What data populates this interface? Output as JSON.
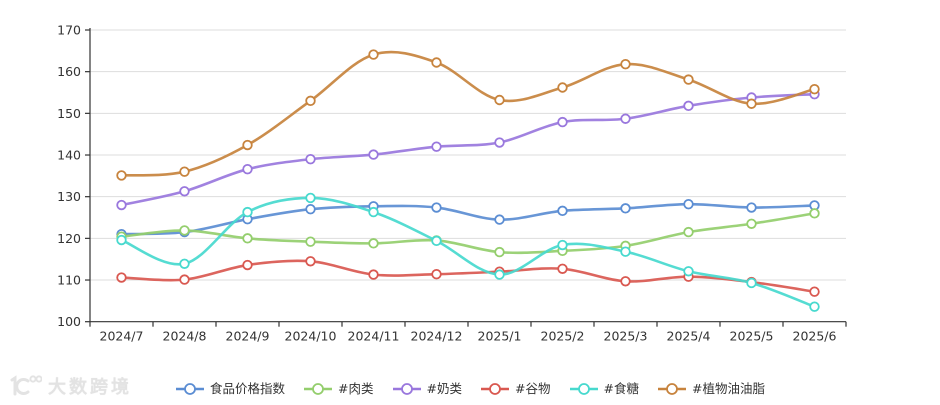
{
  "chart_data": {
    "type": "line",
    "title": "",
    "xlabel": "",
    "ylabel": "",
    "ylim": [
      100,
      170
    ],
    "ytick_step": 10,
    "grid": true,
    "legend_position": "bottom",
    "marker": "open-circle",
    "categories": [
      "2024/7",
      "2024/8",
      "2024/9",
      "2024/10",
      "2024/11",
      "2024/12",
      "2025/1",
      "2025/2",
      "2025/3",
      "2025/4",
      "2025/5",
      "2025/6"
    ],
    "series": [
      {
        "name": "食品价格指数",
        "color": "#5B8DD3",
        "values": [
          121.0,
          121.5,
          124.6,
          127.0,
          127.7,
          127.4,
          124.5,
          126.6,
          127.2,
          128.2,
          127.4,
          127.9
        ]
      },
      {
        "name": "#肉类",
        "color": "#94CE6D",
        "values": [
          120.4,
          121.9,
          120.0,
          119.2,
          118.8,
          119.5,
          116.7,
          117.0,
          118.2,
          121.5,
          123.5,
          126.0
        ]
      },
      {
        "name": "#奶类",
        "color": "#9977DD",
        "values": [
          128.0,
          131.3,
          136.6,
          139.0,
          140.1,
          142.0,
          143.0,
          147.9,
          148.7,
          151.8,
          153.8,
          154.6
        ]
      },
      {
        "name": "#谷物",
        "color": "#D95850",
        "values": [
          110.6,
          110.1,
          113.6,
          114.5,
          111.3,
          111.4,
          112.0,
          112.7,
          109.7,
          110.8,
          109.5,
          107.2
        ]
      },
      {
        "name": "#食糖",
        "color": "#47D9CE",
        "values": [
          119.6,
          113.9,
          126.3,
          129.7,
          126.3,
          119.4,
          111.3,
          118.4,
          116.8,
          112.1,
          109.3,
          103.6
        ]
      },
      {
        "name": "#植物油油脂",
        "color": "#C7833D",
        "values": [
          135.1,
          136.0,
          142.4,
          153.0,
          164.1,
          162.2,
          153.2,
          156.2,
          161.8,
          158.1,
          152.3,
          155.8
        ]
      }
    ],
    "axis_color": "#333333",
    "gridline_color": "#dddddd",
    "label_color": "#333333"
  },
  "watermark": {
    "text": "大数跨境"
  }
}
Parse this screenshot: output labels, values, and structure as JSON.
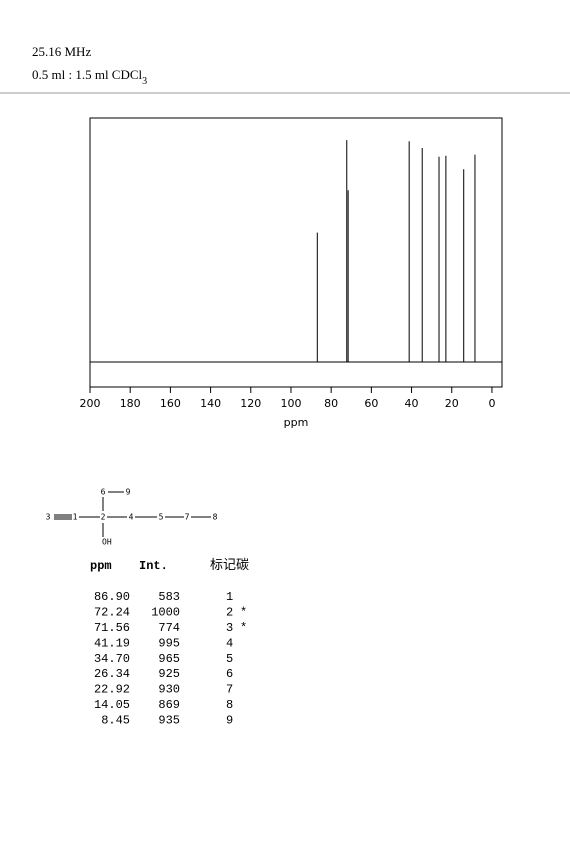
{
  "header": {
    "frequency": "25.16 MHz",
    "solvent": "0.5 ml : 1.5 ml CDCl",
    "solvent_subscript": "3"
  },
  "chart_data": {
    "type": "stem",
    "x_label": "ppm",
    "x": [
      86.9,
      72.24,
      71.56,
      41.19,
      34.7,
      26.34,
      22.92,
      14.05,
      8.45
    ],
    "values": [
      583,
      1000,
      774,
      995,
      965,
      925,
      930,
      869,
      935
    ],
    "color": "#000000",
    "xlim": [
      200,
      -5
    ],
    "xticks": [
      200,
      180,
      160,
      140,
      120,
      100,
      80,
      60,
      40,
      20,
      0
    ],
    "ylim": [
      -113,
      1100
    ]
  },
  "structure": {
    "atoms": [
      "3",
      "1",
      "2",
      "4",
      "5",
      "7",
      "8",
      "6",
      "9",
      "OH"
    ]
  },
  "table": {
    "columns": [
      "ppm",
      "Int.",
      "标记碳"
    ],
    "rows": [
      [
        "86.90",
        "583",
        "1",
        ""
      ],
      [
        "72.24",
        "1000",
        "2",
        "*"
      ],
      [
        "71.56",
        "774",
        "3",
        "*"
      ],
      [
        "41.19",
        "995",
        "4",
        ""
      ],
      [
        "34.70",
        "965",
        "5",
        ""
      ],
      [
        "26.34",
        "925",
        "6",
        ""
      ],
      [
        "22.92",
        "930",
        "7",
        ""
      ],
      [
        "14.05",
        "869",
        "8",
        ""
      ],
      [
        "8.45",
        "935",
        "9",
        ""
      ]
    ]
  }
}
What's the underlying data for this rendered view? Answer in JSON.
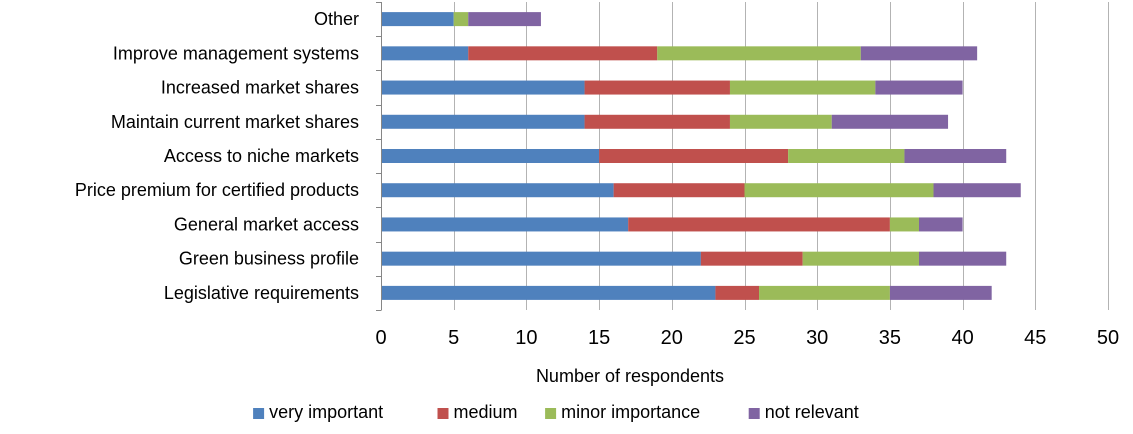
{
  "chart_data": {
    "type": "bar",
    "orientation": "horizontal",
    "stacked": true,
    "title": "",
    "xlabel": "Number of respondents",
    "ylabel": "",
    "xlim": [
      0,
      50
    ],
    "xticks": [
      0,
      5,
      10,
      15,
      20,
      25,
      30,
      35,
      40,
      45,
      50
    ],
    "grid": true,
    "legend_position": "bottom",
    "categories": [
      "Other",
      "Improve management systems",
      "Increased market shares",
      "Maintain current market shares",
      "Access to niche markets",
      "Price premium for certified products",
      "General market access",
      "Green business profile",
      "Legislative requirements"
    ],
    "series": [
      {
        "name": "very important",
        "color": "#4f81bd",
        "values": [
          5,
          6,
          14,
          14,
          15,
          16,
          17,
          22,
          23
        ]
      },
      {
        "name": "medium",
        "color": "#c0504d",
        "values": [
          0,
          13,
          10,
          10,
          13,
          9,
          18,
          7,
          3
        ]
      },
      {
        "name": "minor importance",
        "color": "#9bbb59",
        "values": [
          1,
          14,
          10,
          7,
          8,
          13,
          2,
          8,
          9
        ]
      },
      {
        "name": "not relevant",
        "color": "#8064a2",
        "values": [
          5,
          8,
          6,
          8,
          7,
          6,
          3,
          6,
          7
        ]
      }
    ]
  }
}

※ ※ ※

Problem requirements → All the records above need to be given again word for word. Skip the pictures.

Answer to the problem →
What data populates this interface? Output as JSON.
{
  "chart_data": {
    "type": "line",
    "title": "",
    "xlabel": "",
    "ylabel": "",
    "ylim": [
      100,
      170
    ],
    "ytick_step": 10,
    "grid": true,
    "legend_position": "bottom",
    "marker": "open-circle",
    "categories": [
      "2024/7",
      "2024/8",
      "2024/9",
      "2024/10",
      "2024/11",
      "2024/12",
      "2025/1",
      "2025/2",
      "2025/3",
      "2025/4",
      "2025/5",
      "2025/6"
    ],
    "series": [
      {
        "name": "食品价格指数",
        "color": "#5B8DD3",
        "values": [
          121.0,
          121.5,
          124.6,
          127.0,
          127.7,
          127.4,
          124.5,
          126.6,
          127.2,
          128.2,
          127.4,
          127.9
        ]
      },
      {
        "name": "#肉类",
        "color": "#94CE6D",
        "values": [
          120.4,
          121.9,
          120.0,
          119.2,
          118.8,
          119.5,
          116.7,
          117.0,
          118.2,
          121.5,
          123.5,
          126.0
        ]
      },
      {
        "name": "#奶类",
        "color": "#9977DD",
        "values": [
          128.0,
          131.3,
          136.6,
          139.0,
          140.1,
          142.0,
          143.0,
          147.9,
          148.7,
          151.8,
          153.8,
          154.6
        ]
      },
      {
        "name": "#谷物",
        "color": "#D95850",
        "values": [
          110.6,
          110.1,
          113.6,
          114.5,
          111.3,
          111.4,
          112.0,
          112.7,
          109.7,
          110.8,
          109.5,
          107.2
        ]
      },
      {
        "name": "#食糖",
        "color": "#47D9CE",
        "values": [
          119.6,
          113.9,
          126.3,
          129.7,
          126.3,
          119.4,
          111.3,
          118.4,
          116.8,
          112.1,
          109.3,
          103.6
        ]
      },
      {
        "name": "#植物油油脂",
        "color": "#C7833D",
        "values": [
          135.1,
          136.0,
          142.4,
          153.0,
          164.1,
          162.2,
          153.2,
          156.2,
          161.8,
          158.1,
          152.3,
          155.8
        ]
      }
    ],
    "axis_color": "#333333",
    "gridline_color": "#dddddd",
    "label_color": "#333333"
  },
  "watermark": {
    "text": "大数跨境"
  }
}
Parse this screenshot: output labels, values, and structure as JSON.
{
  "header": {
    "frequency": "25.16 MHz",
    "solvent": "0.5 ml : 1.5 ml CDCl",
    "solvent_subscript": "3"
  },
  "chart_data": {
    "type": "stem",
    "x_label": "ppm",
    "x": [
      86.9,
      72.24,
      71.56,
      41.19,
      34.7,
      26.34,
      22.92,
      14.05,
      8.45
    ],
    "values": [
      583,
      1000,
      774,
      995,
      965,
      925,
      930,
      869,
      935
    ],
    "color": "#000000",
    "xlim": [
      200,
      -5
    ],
    "xticks": [
      200,
      180,
      160,
      140,
      120,
      100,
      80,
      60,
      40,
      20,
      0
    ],
    "ylim": [
      -113,
      1100
    ]
  },
  "structure": {
    "atoms": [
      "3",
      "1",
      "2",
      "4",
      "5",
      "7",
      "8",
      "6",
      "9",
      "OH"
    ]
  },
  "table": {
    "columns": [
      "ppm",
      "Int.",
      "标记碳"
    ],
    "rows": [
      [
        "86.90",
        "583",
        "1",
        ""
      ],
      [
        "72.24",
        "1000",
        "2",
        "*"
      ],
      [
        "71.56",
        "774",
        "3",
        "*"
      ],
      [
        "41.19",
        "995",
        "4",
        ""
      ],
      [
        "34.70",
        "965",
        "5",
        ""
      ],
      [
        "26.34",
        "925",
        "6",
        ""
      ],
      [
        "22.92",
        "930",
        "7",
        ""
      ],
      [
        "14.05",
        "869",
        "8",
        ""
      ],
      [
        "8.45",
        "935",
        "9",
        ""
      ]
    ]
  }
}
What's the underlying data for this rendered view? Answer in JSON.
{
  "chart_data": {
    "type": "bar",
    "orientation": "horizontal",
    "stacked": true,
    "title": "",
    "xlabel": "Number of respondents",
    "ylabel": "",
    "xlim": [
      0,
      50
    ],
    "xticks": [
      0,
      5,
      10,
      15,
      20,
      25,
      30,
      35,
      40,
      45,
      50
    ],
    "grid": true,
    "legend_position": "bottom",
    "categories": [
      "Other",
      "Improve management systems",
      "Increased market shares",
      "Maintain current market shares",
      "Access to niche markets",
      "Price premium for certified products",
      "General market access",
      "Green business profile",
      "Legislative requirements"
    ],
    "series": [
      {
        "name": "very important",
        "color": "#4f81bd",
        "values": [
          5,
          6,
          14,
          14,
          15,
          16,
          17,
          22,
          23
        ]
      },
      {
        "name": "medium",
        "color": "#c0504d",
        "values": [
          0,
          13,
          10,
          10,
          13,
          9,
          18,
          7,
          3
        ]
      },
      {
        "name": "minor importance",
        "color": "#9bbb59",
        "values": [
          1,
          14,
          10,
          7,
          8,
          13,
          2,
          8,
          9
        ]
      },
      {
        "name": "not relevant",
        "color": "#8064a2",
        "values": [
          5,
          8,
          6,
          8,
          7,
          6,
          3,
          6,
          7
        ]
      }
    ]
  }
}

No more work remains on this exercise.